> [A data block]:
=====
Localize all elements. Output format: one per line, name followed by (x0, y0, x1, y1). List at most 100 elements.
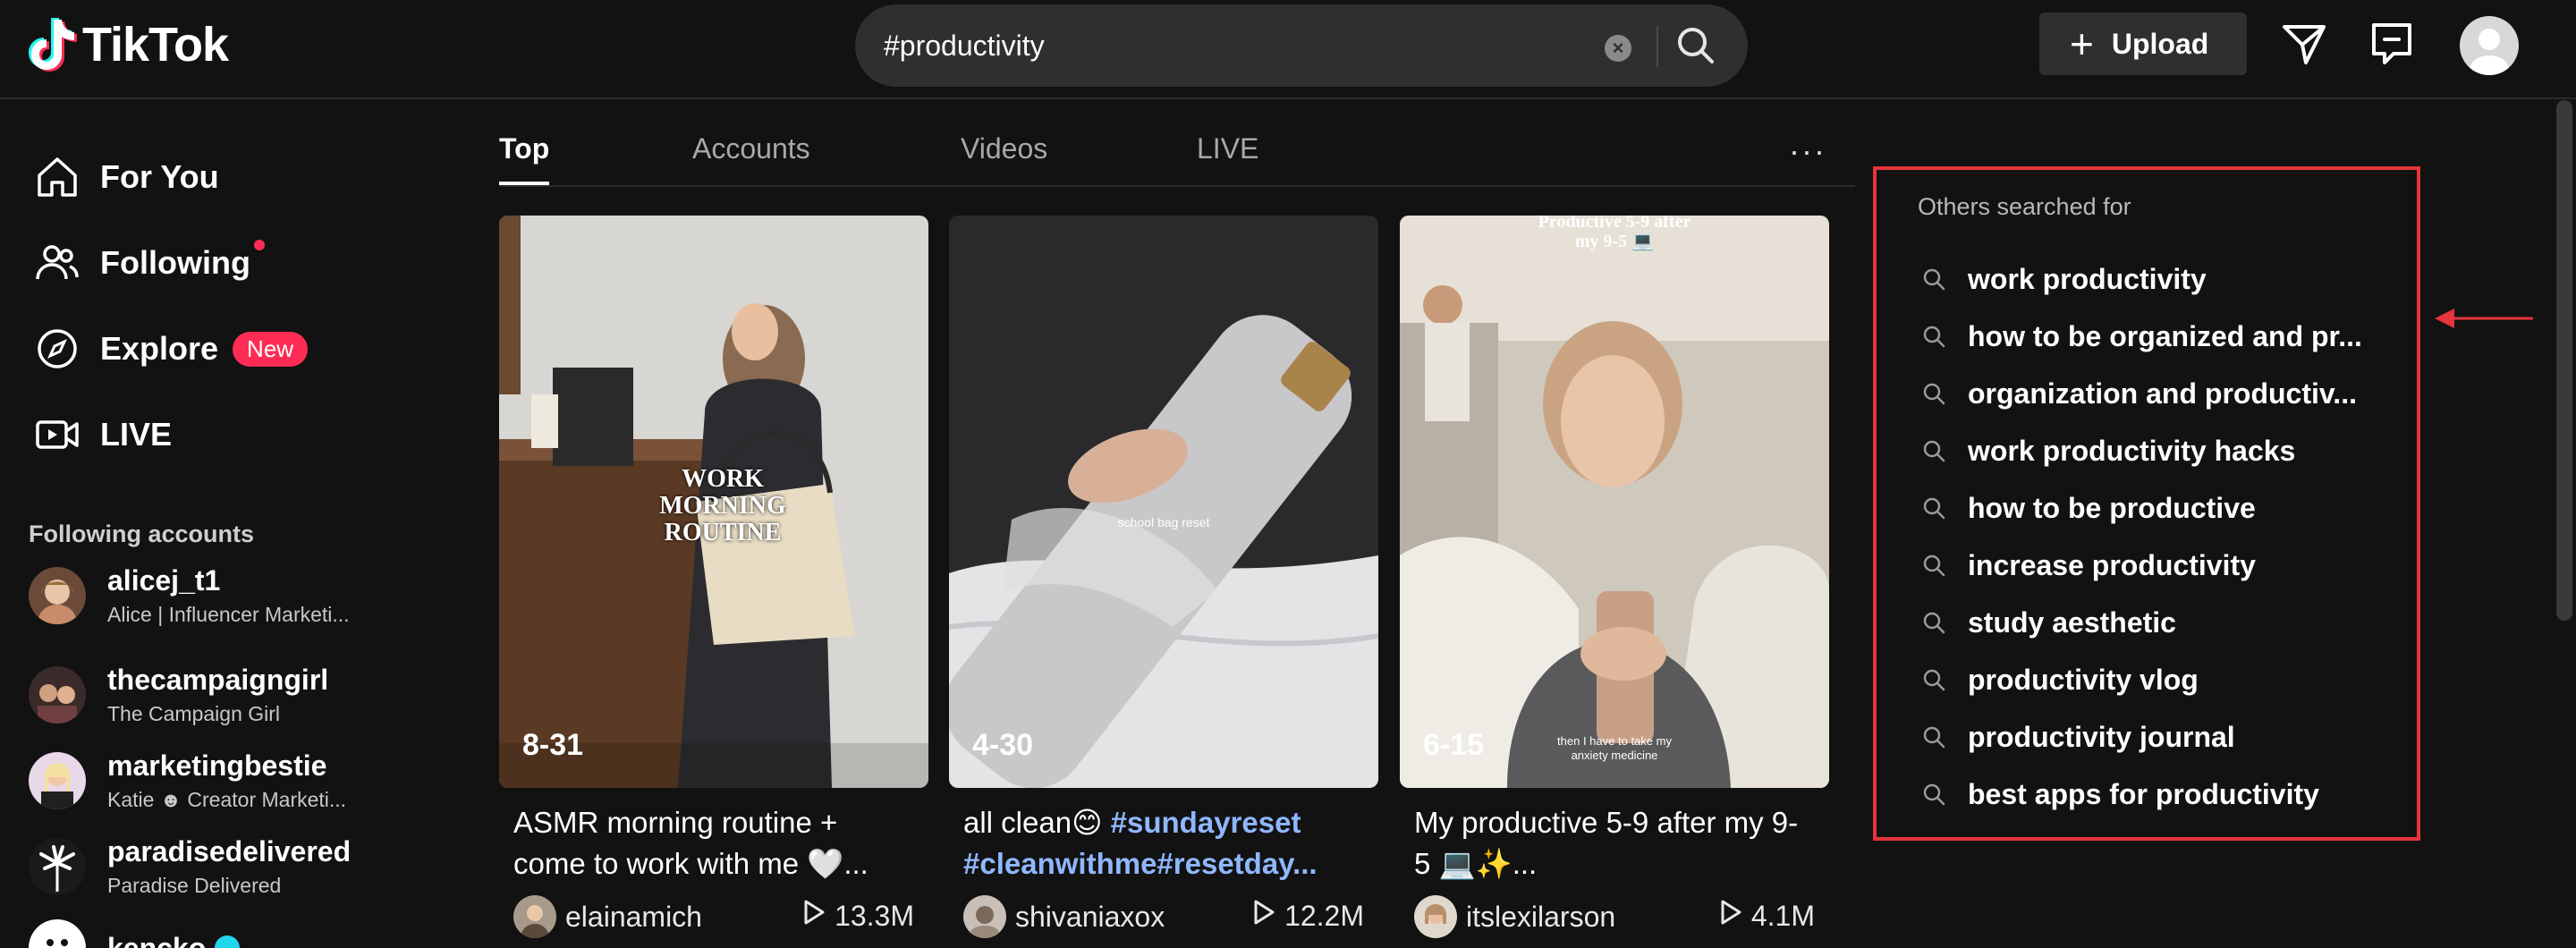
inbox-button[interactable] (2367, 18, 2417, 68)
suggested-search-item[interactable]: best apps for productivity (1921, 767, 2404, 821)
account-item[interactable]: kencko (29, 912, 241, 948)
suggested-search-item[interactable]: work productivity hacks (1921, 424, 2404, 478)
suggested-search-item[interactable]: productivity vlog (1921, 653, 2404, 707)
tiktok-logo[interactable]: TikTok (27, 16, 229, 73)
nav-following[interactable]: Following (34, 236, 265, 290)
upload-button[interactable]: + Upload (2039, 13, 2247, 75)
live-camera-icon (34, 411, 80, 458)
others-searched-title: Others searched for (1918, 193, 2131, 220)
suggested-search-item[interactable]: work productivity (1921, 252, 2404, 306)
video-card[interactable]: WORK MORNING ROUTINE 8-31 ASMR morning r… (499, 216, 928, 942)
suggested-search-item[interactable]: how to be productive (1921, 481, 2404, 535)
video-thumbnail[interactable]: WORK MORNING ROUTINE 8-31 (499, 216, 928, 788)
thumbnail-subtitle-line: anxiety medicine (1571, 749, 1658, 762)
others-searched-panel: Others searched for work productivity ho… (1873, 166, 2420, 841)
verified-badge-icon (215, 935, 241, 948)
thumbnail-caption-line: MORNING (659, 492, 786, 520)
suggested-search-item[interactable]: study aesthetic (1921, 596, 2404, 649)
video-date: 8-31 (522, 728, 584, 762)
account-username: kencko (107, 932, 241, 948)
profile-avatar[interactable] (2460, 16, 2519, 75)
suggested-search-label: productivity vlog (1968, 663, 2199, 696)
following-accounts-title: Following accounts (29, 521, 255, 547)
view-count-value: 4.1M (1750, 899, 1815, 932)
hashtag-link[interactable]: #cleanwithme#resetday... (963, 847, 1318, 880)
page-scrollbar[interactable] (2556, 100, 2572, 621)
account-display-name: The Campaign Girl (107, 702, 281, 725)
thumbnail-caption: Productive 5-9 after my 9-5 💻 (1471, 216, 1758, 251)
top-header: TikTok #productivity × + Upload (0, 0, 2576, 99)
view-count: 4.1M (1719, 899, 1815, 933)
nav-live[interactable]: LIVE (34, 408, 172, 461)
view-count: 13.3M (802, 899, 914, 933)
thumbnail-caption-line: WORK (682, 465, 764, 493)
notification-dot (253, 240, 265, 250)
search-icon (1678, 28, 1714, 63)
nav-label: Following (100, 244, 250, 281)
account-item[interactable]: marketingbestie Katie ☻ Creator Marketi.… (29, 745, 346, 817)
suggested-search-item[interactable]: increase productivity (1921, 538, 2404, 592)
suggested-search-item[interactable]: how to be organized and pr... (1921, 309, 2404, 363)
nav-explore[interactable]: Explore New (34, 322, 309, 376)
account-item[interactable]: alicej_t1 Alice | Influencer Marketi... (29, 560, 350, 631)
video-card[interactable]: school bag reset 4-30 all clean😊 #sunday… (949, 216, 1378, 942)
compass-icon (34, 326, 80, 372)
video-thumbnail-image (1400, 216, 1829, 788)
view-count: 12.2M (1252, 899, 1364, 933)
video-footer: itslexilarson 4.1M (1400, 892, 1829, 942)
search-icon (1921, 667, 1946, 692)
avatar (29, 567, 86, 624)
avatar[interactable] (513, 895, 556, 938)
account-item[interactable]: paradisedelivered Paradise Delivered (29, 831, 351, 902)
tab-top[interactable]: Top (499, 132, 549, 165)
search-icon (1921, 610, 1946, 635)
search-bar[interactable]: #productivity × (855, 4, 1748, 87)
tab-live[interactable]: LIVE (1197, 132, 1258, 165)
search-icon (1921, 495, 1946, 521)
video-description[interactable]: all clean😊 #sundayreset #cleanwithme#res… (949, 802, 1378, 885)
video-author[interactable]: elainamich (565, 901, 702, 934)
account-username: thecampaigngirl (107, 664, 329, 696)
suggested-search-label: how to be organized and pr... (1968, 319, 2362, 352)
more-options-button[interactable]: ··· (1789, 132, 1826, 170)
video-thumbnail[interactable]: Productive 5-9 after my 9-5 💻 then I hav… (1400, 216, 1829, 788)
avatar (29, 919, 86, 948)
search-button[interactable] (1674, 24, 1724, 74)
video-description[interactable]: ASMR morning routine + come to work with… (499, 802, 928, 885)
home-icon (34, 154, 80, 200)
suggested-search-item[interactable]: organization and productiv... (1921, 367, 2404, 420)
description-text: all clean😊 (963, 806, 1111, 839)
nav-for-you[interactable]: For You (34, 150, 219, 204)
video-description[interactable]: My productive 5-9 after my 9- 5 💻✨... (1400, 802, 1829, 885)
video-card[interactable]: Productive 5-9 after my 9-5 💻 then I hav… (1400, 216, 1829, 942)
default-avatar-icon (2470, 29, 2509, 75)
thumbnail-caption-line: my 9-5 💻 (1574, 232, 1655, 251)
tab-videos[interactable]: Videos (961, 132, 1047, 165)
view-count-value: 12.2M (1284, 899, 1364, 932)
account-item[interactable]: thecampaigngirl The Campaign Girl (29, 659, 328, 731)
annotation-arrow-icon (2435, 309, 2533, 328)
plus-icon: + (2070, 21, 2094, 67)
avatar (29, 838, 86, 895)
thumbnail-caption: WORK MORNING ROUTINE (633, 466, 812, 546)
video-thumbnail[interactable]: school bag reset 4-30 (949, 216, 1378, 788)
suggested-search-label: work productivity (1968, 262, 2207, 295)
video-author[interactable]: itslexilarson (1466, 901, 1615, 934)
view-count-value: 13.3M (835, 899, 914, 932)
avatar (29, 752, 86, 809)
account-display-name: Katie ☻ Creator Marketi... (107, 788, 347, 811)
people-icon (34, 240, 80, 286)
tab-accounts[interactable]: Accounts (692, 132, 810, 165)
search-icon (1921, 324, 1946, 349)
suggested-search-item[interactable]: productivity journal (1921, 710, 2404, 764)
search-input[interactable]: #productivity (884, 4, 1546, 87)
thumbnail-subtitle-line: then I have to take my (1557, 734, 1672, 748)
messages-button[interactable] (2279, 18, 2329, 68)
clear-search-button[interactable]: × (1605, 35, 1631, 62)
paper-plane-icon (2283, 25, 2326, 64)
hashtag-link[interactable]: #sundayreset (1111, 806, 1301, 839)
avatar[interactable] (963, 895, 1006, 938)
video-author[interactable]: shivaniaxox (1015, 901, 1165, 934)
account-username: marketingbestie (107, 749, 327, 782)
avatar[interactable] (1414, 895, 1457, 938)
=====
> [What is asked]: Recast each line of the listing above as a JSON list of strings, one string per line. Skip blank lines and leave the picture out.

> [Exercise answer]:
[
  "Localize all elements. Output format: one per line, name followed by (x0, y0, x1, y1). List at most 100 elements.",
  "inbox-button[interactable] (2367, 18, 2417, 68)",
  "suggested-search-item[interactable]: best apps for productivity (1921, 767, 2404, 821)",
  "account-item[interactable]: kencko (29, 912, 241, 948)",
  "suggested-search-item[interactable]: work productivity hacks (1921, 424, 2404, 478)",
  "suggested-search-item[interactable]: productivity vlog (1921, 653, 2404, 707)",
  "tiktok-logo[interactable]: TikTok (27, 16, 229, 73)",
  "nav-following[interactable]: Following (34, 236, 265, 290)",
  "upload-button[interactable]: + Upload (2039, 13, 2247, 75)",
  "live-camera-icon (34, 411, 80, 458)",
  "others-searched-title: Others searched for (1918, 193, 2131, 220)",
  "suggested-search-item[interactable]: work productivity (1921, 252, 2404, 306)",
  "video-card[interactable]: WORK MORNING ROUTINE 8-31 ASMR morning r… (499, 216, 928, 942)",
  "suggested-search-item[interactable]: how to be productive (1921, 481, 2404, 535)",
  "video-thumbnail[interactable]: WORK MORNING ROUTINE 8-31 (499, 216, 928, 788)",
  "thumbnail-subtitle-line: anxiety medicine (1571, 749, 1658, 762)",
  "others-searched-panel: Others searched for work productivity ho… (1873, 166, 2420, 841)",
  "verified-badge-icon (215, 935, 241, 948)",
  "thumbnail-caption-line: MORNING (659, 492, 786, 520)",
  "suggested-search-item[interactable]: study aesthetic (1921, 596, 2404, 649)",
  "video-date: 8-31 (522, 728, 584, 762)",
  "account-username: kencko (107, 932, 241, 948)",
  "profile-avatar[interactable] (2460, 16, 2519, 75)",
  "suggested-search-label: productivity vlog (1968, 663, 2199, 696)",
  "following-accounts-title: Following accounts (29, 521, 255, 547)",
  "view-count-value: 4.1M (1750, 899, 1815, 932)",
  "hashtag-link[interactable]: #cleanwithme#resetday... (963, 847, 1318, 880)",
  "page-scrollbar[interactable] (2556, 100, 2572, 621)",
  "account-display-name: The Campaign Girl (107, 702, 281, 725)",
  "thumbnail-caption: Productive 5-9 after my 9-5 💻 (1471, 216, 1758, 251)",
  "top-header: TikTok #productivity × + Upload (0, 0, 2576, 99)",
  "view-count: 4.1M (1719, 899, 1815, 933)",
  "nav-live[interactable]: LIVE (34, 408, 172, 461)",
  "view-count: 13.3M (802, 899, 914, 933)",
  "thumbnail-caption-line: WORK (682, 465, 764, 493)",
  "notification-dot (253, 240, 265, 250)",
  "search-icon (1678, 28, 1714, 63)",
  "nav-label: Following (100, 244, 250, 281)",
  "account-item[interactable]: marketingbestie Katie ☻ Creator Marketi.… (29, 745, 346, 817)",
  "suggested-search-item[interactable]: increase productivity (1921, 538, 2404, 592)",
  "suggested-search-item[interactable]: how to be organized and pr... (1921, 309, 2404, 363)",
  "nav-explore[interactable]: Explore New (34, 322, 309, 376)",
  "account-item[interactable]: alicej_t1 Alice | Influencer Marketi... (29, 560, 350, 631)",
  "video-card[interactable]: school bag reset 4-30 all clean😊 #sunday… (949, 216, 1378, 942)",
  "compass-icon (34, 326, 80, 372)",
  "video-thumbnail-image (1400, 216, 1829, 788)",
  "view-count: 12.2M (1252, 899, 1364, 933)",
  "video-footer: itslexilarson 4.1M (1400, 892, 1829, 942)",
  "search-icon (1921, 667, 1946, 692)",
  "avatar (29, 567, 86, 624)",
  "avatar[interactable] (513, 895, 556, 938)",
  "account-item[interactable]: paradisedelivered Paradise Delivered (29, 831, 351, 902)",
  "tab-top[interactable]: Top (499, 132, 549, 165)",
  "search-icon (1921, 610, 1946, 635)",
  "search-bar[interactable]: #productivity × (855, 4, 1748, 87)",
  "tab-live[interactable]: LIVE (1197, 132, 1258, 165)",
  "search-icon (1921, 495, 1946, 521)",
  "video-description[interactable]: all clean😊 #sundayreset #cleanwithme#res… (949, 802, 1378, 885)",
  "video-author[interactable]: elainamich (565, 901, 702, 934)",
  "account-username: thecampaigngirl (107, 664, 329, 696)",
  "suggested-search-label: how to be organized and pr... (1968, 319, 2362, 352)",
  "more-options-button[interactable]: ··· (1789, 132, 1826, 170)",
  "video-thumbnail[interactable]: Productive 5-9 after my 9-5 💻 then I hav… (1400, 216, 1829, 788)",
  "avatar (29, 919, 86, 948)",
  "search-button[interactable] (1674, 24, 1724, 74)",
  "video-description[interactable]: ASMR morning routine + come to work with… (499, 802, 928, 885)",
  "home-icon (34, 154, 80, 200)",
  "suggested-search-item[interactable]: organization and productiv... (1921, 367, 2404, 420)",
  "description-text: all clean😊 (963, 806, 1111, 839)",
  "nav-for-you[interactable]: For You (34, 150, 219, 204)",
  "video-description[interactable]: My productive 5-9 after my 9- 5 💻✨... (1400, 802, 1829, 885)",
  "video-card[interactable]: Productive 5-9 after my 9-5 💻 then I hav… (1400, 216, 1829, 942)",
  "default-avatar-icon (2470, 29, 2509, 75)",
  "thumbnail-caption-line: my 9-5 💻 (1574, 232, 1655, 251)",
  "tab-videos[interactable]: Videos (961, 132, 1047, 165)",
  "view-count-value: 12.2M (1284, 899, 1364, 932)",
  "account-item[interactable]: thecampaigngirl The Campaign Girl (29, 659, 328, 731)",
  "annotation-arrow-icon (2435, 309, 2533, 328)",
  "plus-icon: + (2070, 21, 2094, 67)",
  "avatar (29, 838, 86, 895)",
  "thumbnail-caption: WORK MORNING ROUTINE (633, 466, 812, 546)",
  "video-thumbnail[interactable]: school bag reset 4-30 (949, 216, 1378, 788)",
  "suggested-search-label: work productivity (1968, 262, 2207, 295)",
  "video-author[interactable]: itslexilarson (1466, 901, 1615, 934)",
  "view-count-value: 13.3M (835, 899, 914, 932)",
  "avatar (29, 752, 86, 809)",
  "account-display-name: Katie ☻ Creator Marketi... (107, 788, 347, 811)",
  "people-icon (34, 240, 80, 286)",
  "tab-accounts[interactable]: Accounts (692, 132, 810, 165)",
  "search-icon (1921, 324, 1946, 349)",
  "suggested-search-item[interactable]: productivity journal (1921, 710, 2404, 764)",
  "search-input[interactable]: #productivity (884, 4, 1546, 87)",
  "thumbnail-subtitle-line: then I have to take my (1557, 734, 1672, 748)",
  "messages-button[interactable] (2279, 18, 2329, 68)",
  "clear-search-button[interactable]: × (1605, 35, 1631, 62)",
  "paper-plane-icon (2283, 25, 2326, 64)",
  "hashtag-link[interactable]: #sundayreset (1111, 806, 1301, 839)",
  "avatar[interactable] (963, 895, 1006, 938)",
  "video-author[interactable]: shivaniaxox (1015, 901, 1165, 934)",
  "account-username: marketingbestie (107, 749, 327, 782)",
  "avatar[interactable] (1414, 895, 1457, 938)"
]